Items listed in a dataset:
......
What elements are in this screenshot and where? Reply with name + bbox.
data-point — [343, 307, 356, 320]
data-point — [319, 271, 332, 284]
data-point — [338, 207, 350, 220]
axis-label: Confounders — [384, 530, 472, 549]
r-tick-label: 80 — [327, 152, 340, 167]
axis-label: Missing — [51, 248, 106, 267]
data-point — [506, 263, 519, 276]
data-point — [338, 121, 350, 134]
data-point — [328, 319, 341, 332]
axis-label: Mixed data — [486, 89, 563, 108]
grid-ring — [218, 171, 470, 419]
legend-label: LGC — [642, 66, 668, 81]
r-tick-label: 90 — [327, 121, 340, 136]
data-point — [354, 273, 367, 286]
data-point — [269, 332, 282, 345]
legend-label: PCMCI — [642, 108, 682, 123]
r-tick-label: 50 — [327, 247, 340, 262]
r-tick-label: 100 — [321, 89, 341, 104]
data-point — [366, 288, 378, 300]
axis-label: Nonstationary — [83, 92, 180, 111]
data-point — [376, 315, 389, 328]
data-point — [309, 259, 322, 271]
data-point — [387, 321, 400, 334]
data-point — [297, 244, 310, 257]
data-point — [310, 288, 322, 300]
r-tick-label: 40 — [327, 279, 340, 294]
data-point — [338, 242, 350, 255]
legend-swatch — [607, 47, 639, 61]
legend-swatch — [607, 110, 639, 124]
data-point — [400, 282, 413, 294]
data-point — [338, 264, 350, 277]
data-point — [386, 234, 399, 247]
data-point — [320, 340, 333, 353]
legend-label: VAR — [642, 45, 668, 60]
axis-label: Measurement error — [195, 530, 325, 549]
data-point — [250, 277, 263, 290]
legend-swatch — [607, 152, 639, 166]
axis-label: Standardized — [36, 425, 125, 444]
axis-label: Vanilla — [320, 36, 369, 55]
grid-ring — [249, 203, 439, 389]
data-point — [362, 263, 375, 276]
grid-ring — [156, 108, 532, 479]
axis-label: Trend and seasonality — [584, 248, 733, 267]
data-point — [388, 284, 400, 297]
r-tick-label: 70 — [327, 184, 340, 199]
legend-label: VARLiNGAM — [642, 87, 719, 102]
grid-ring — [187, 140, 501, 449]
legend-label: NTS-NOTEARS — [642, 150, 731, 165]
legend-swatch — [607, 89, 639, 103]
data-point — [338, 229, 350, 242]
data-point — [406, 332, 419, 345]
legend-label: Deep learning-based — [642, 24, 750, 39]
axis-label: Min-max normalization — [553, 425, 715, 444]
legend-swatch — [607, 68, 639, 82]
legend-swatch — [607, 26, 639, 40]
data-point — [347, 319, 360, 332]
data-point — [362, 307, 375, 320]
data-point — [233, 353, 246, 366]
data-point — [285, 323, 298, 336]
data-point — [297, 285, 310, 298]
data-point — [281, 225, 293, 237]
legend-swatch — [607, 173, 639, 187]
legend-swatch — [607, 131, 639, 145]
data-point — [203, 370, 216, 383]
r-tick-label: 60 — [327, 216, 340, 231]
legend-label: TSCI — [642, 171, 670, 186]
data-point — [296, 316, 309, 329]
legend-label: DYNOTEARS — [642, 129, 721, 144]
......
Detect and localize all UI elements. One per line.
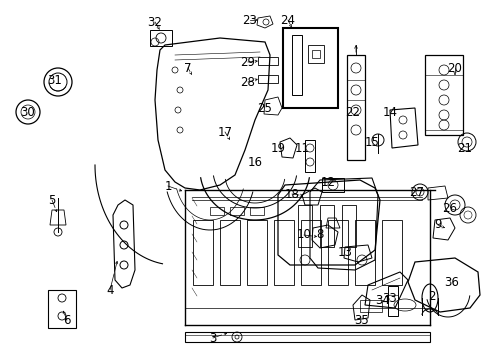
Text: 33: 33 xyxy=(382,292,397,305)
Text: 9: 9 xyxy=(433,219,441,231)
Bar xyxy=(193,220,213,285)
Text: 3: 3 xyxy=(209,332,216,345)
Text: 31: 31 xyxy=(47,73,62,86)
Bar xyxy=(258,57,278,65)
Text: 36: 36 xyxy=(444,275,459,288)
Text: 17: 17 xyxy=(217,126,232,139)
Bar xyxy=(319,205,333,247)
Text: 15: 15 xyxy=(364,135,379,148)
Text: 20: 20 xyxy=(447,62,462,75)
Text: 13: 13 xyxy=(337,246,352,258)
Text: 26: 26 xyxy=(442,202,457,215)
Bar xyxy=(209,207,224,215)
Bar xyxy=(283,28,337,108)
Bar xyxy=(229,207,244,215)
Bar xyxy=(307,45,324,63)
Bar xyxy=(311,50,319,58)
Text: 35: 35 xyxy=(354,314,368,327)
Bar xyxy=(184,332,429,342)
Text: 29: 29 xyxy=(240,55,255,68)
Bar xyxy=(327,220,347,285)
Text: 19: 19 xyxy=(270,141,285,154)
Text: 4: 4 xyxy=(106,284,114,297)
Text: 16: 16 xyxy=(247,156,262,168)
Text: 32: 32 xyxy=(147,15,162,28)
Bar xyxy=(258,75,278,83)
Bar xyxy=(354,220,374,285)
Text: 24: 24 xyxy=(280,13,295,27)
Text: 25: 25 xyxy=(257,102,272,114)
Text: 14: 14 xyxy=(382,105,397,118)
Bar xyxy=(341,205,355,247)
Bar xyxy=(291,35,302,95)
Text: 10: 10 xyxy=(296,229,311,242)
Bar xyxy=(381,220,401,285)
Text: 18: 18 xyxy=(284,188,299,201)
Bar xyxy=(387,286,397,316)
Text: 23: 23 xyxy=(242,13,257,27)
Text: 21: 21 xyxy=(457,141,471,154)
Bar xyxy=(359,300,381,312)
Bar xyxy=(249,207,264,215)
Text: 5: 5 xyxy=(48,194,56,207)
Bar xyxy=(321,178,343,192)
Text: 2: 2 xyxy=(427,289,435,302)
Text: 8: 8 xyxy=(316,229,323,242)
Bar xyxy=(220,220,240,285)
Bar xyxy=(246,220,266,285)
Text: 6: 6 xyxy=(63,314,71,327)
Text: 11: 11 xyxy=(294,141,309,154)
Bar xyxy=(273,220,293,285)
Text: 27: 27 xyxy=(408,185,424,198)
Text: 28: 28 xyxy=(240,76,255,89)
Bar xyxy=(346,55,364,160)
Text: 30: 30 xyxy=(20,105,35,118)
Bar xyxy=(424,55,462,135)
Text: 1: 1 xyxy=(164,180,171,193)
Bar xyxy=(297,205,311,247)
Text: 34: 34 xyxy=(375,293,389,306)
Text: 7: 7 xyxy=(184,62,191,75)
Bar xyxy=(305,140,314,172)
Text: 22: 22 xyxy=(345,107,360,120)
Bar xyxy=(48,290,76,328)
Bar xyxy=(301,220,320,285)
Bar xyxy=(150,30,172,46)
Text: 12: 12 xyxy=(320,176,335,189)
......
Exercise ->
Please put every row from the line containing "Text: 33: 33 xyxy=(382,292,397,305)" down to the line containing "Text: 15: 15 xyxy=(364,135,379,148)", both ends included, into a numbered list and leave out any blank lines.

Correct result ->
1. Text: 33: 33 xyxy=(382,292,397,305)
2. Text: 9: 9 xyxy=(433,219,441,231)
3. Bar xyxy=(193,220,213,285)
4. Text: 3: 3 xyxy=(209,332,216,345)
5. Text: 31: 31 xyxy=(47,73,62,86)
6. Bar xyxy=(258,57,278,65)
7. Text: 36: 36 xyxy=(444,275,459,288)
8. Text: 17: 17 xyxy=(217,126,232,139)
9. Bar xyxy=(319,205,333,247)
10. Text: 15: 15 xyxy=(364,135,379,148)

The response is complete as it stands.